## [What you have to do]
Emit the entire listing verbatim.

— BEGIN Materials provided —

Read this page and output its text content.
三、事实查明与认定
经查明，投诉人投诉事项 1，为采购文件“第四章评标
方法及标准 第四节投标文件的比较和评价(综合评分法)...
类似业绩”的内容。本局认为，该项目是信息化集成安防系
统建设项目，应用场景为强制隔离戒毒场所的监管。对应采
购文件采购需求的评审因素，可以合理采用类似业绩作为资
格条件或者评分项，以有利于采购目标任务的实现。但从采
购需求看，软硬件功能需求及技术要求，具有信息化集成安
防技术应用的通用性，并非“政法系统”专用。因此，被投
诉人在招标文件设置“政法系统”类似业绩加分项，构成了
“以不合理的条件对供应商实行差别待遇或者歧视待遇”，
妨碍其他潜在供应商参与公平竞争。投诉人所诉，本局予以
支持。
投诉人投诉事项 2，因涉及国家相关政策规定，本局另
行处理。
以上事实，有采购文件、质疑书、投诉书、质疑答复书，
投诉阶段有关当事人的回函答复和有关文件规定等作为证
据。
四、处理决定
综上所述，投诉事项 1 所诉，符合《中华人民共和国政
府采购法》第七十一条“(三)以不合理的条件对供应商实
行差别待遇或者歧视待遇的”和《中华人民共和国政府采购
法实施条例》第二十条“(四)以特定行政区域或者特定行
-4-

— END Materials provided —

## [Result of the exercise]
Read this page and output its text content.
三、事实查明与认定
经查明，投诉人投诉事项 1，为采购文件“第四章评标
方法及标准 第四节投标文件的比较和评价(综合评分法)...
类似业绩”的内容。本局认为，该项目是信息化集成安防系
统建设项目，应用场景为强制隔离戒毒场所的监管。对应采
购文件采购需求的评审因素，可以合理采用类似业绩作为资
格条件或者评分项，以有利于采购目标任务的实现。但从采
购需求看，软硬件功能需求及技术要求，具有信息化集成安
防技术应用的通用性，并非“政法系统”专用。因此，被投
诉人在招标文件设置“政法系统”类似业绩加分项，构成了
“以不合理的条件对供应商实行差别待遇或者歧视待遇”，
妨碍其他潜在供应商参与公平竞争。投诉人所诉，本局予以
支持。
投诉人投诉事项 2，因涉及国家相关政策规定，本局另
行处理。
以上事实，有采购文件、质疑书、投诉书、质疑答复书，
投诉阶段有关当事人的回函答复和有关文件规定等作为证
据。
四、处理决定
综上所述，投诉事项 1 所诉，符合《中华人民共和国政
府采购法》第七十一条“(三)以不合理的条件对供应商实
行差别待遇或者歧视待遇的”和《中华人民共和国政府采购
法实施条例》第二十条“(四)以特定行政区域或者特定行
-4-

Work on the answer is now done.